▶ **Written problem**
In the data below, locate each line with the word "Quarterly" and list it.

▶ **Given records**

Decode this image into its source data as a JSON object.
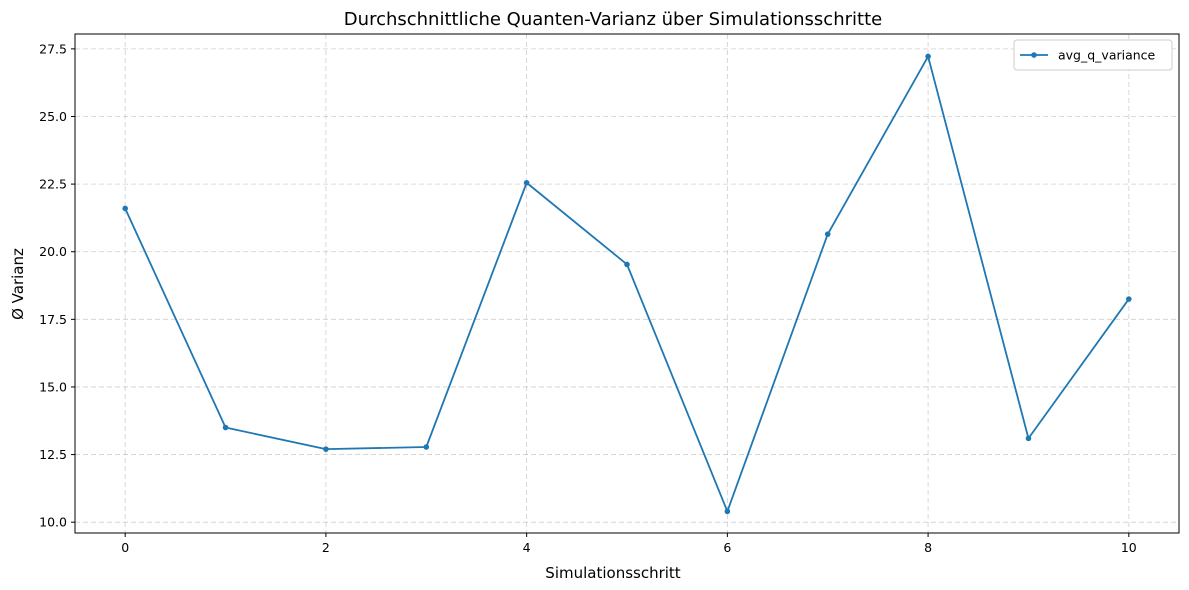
{
  "chart_data": {
    "type": "line",
    "title": "Durchschnittliche Quanten-Varianz über Simulationsschritte",
    "xlabel": "Simulationsschritt",
    "ylabel": "Ø Varianz",
    "x": [
      0,
      1,
      2,
      3,
      4,
      5,
      6,
      7,
      8,
      9,
      10
    ],
    "series": [
      {
        "name": "avg_q_variance",
        "color": "#1f77b4",
        "marker": "circle",
        "values": [
          21.6,
          13.5,
          12.7,
          12.78,
          22.55,
          19.53,
          10.4,
          20.65,
          27.22,
          13.1,
          18.25
        ]
      }
    ],
    "xlim": [
      -0.5,
      10.5
    ],
    "ylim": [
      9.6,
      28.05
    ],
    "xticks": [
      0,
      2,
      4,
      6,
      8,
      10
    ],
    "xtick_labels": [
      "0",
      "2",
      "4",
      "6",
      "8",
      "10"
    ],
    "yticks": [
      10.0,
      12.5,
      15.0,
      17.5,
      20.0,
      22.5,
      25.0,
      27.5
    ],
    "ytick_labels": [
      "10.0",
      "12.5",
      "15.0",
      "17.5",
      "20.0",
      "22.5",
      "25.0",
      "27.5"
    ],
    "grid": true,
    "legend_position": "top-right"
  }
}
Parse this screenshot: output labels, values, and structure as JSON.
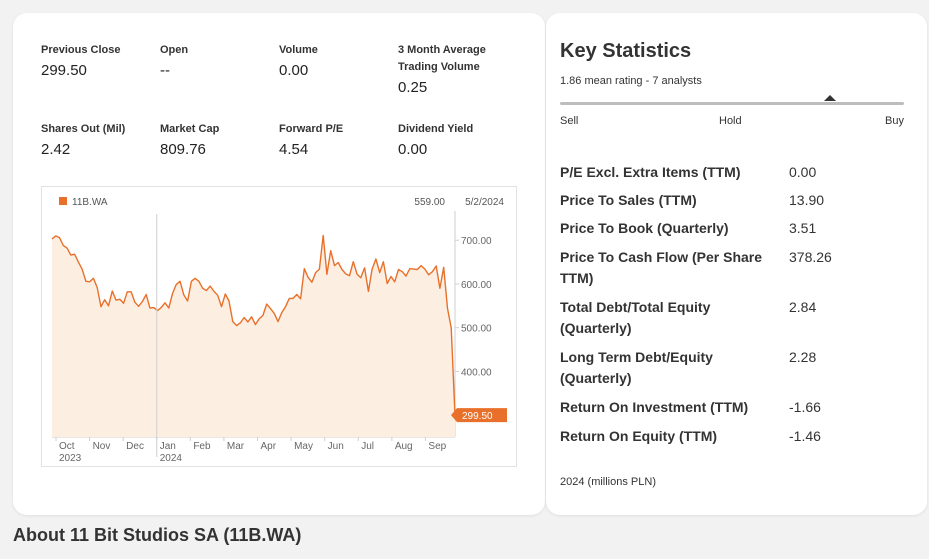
{
  "stats": [
    {
      "label": "Previous Close",
      "value": "299.50"
    },
    {
      "label": "Open",
      "value": "--"
    },
    {
      "label": "Volume",
      "value": "0.00"
    },
    {
      "label": "3 Month Average Trading Volume",
      "value": "0.25"
    },
    {
      "label": "Shares Out (Mil)",
      "value": "2.42"
    },
    {
      "label": "Market Cap",
      "value": "809.76"
    },
    {
      "label": "Forward P/E",
      "value": "4.54"
    },
    {
      "label": "Dividend Yield",
      "value": "0.00"
    }
  ],
  "chart": {
    "legend_label": "11B.WA",
    "header_value": "559.00",
    "header_date": "5/2/2024",
    "last_label": "299.50"
  },
  "chart_data": {
    "type": "area",
    "series": [
      {
        "name": "11B.WA",
        "color": "#e8702a"
      }
    ],
    "x_labels": [
      "Oct",
      "Nov",
      "Dec",
      "Jan",
      "Feb",
      "Mar",
      "Apr",
      "May",
      "Jun",
      "Jul",
      "Aug",
      "Sep"
    ],
    "year_labels": [
      "2023",
      "2024"
    ],
    "yticks": [
      "700.00",
      "600.00",
      "500.00",
      "400.00"
    ],
    "ylim": [
      250,
      760
    ],
    "values": [
      703,
      710,
      706,
      688,
      682,
      666,
      668,
      650,
      634,
      606,
      605,
      613,
      592,
      548,
      564,
      550,
      584,
      563,
      565,
      556,
      582,
      582,
      558,
      549,
      560,
      576,
      545,
      546,
      539,
      546,
      557,
      545,
      578,
      599,
      606,
      575,
      561,
      606,
      613,
      606,
      590,
      585,
      595,
      583,
      574,
      548,
      577,
      561,
      514,
      505,
      511,
      523,
      513,
      525,
      507,
      520,
      528,
      554,
      544,
      533,
      514,
      534,
      548,
      567,
      567,
      576,
      566,
      635,
      615,
      604,
      626,
      634,
      711,
      622,
      676,
      642,
      649,
      633,
      623,
      619,
      651,
      622,
      614,
      637,
      583,
      634,
      657,
      626,
      651,
      601,
      617,
      605,
      633,
      628,
      618,
      635,
      634,
      633,
      642,
      634,
      621,
      628,
      641,
      590,
      638,
      544,
      500,
      300
    ]
  },
  "key_stats": {
    "title": "Key Statistics",
    "rating_text": "1.86 mean rating - 7 analysts",
    "rating_value": 1.86,
    "scale_labels": [
      "Sell",
      "Hold",
      "Buy"
    ],
    "rows": [
      {
        "name": "P/E Excl. Extra Items (TTM)",
        "value": "0.00"
      },
      {
        "name": "Price To Sales (TTM)",
        "value": "13.90"
      },
      {
        "name": "Price To Book (Quarterly)",
        "value": "3.51"
      },
      {
        "name": "Price To Cash Flow (Per Share TTM)",
        "value": "378.26"
      },
      {
        "name": "Total Debt/Total Equity (Quarterly)",
        "value": "2.84"
      },
      {
        "name": "Long Term Debt/Equity (Quarterly)",
        "value": "2.28"
      },
      {
        "name": "Return On Investment (TTM)",
        "value": "-1.66"
      },
      {
        "name": "Return On Equity (TTM)",
        "value": "-1.46"
      }
    ],
    "footnote": "2024 (millions PLN)"
  },
  "about_title": "About 11 Bit Studios SA (11B.WA)",
  "colors": {
    "accent": "#e8702a",
    "area_fill": "#fdeee2"
  }
}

▶ **Exercise result**
        "name": "Price To Book (Quarterly)",
        "name": "Total Debt/Total Equity (Quarterly)",
        "name": "Long Term Debt/Equity (Quarterly)",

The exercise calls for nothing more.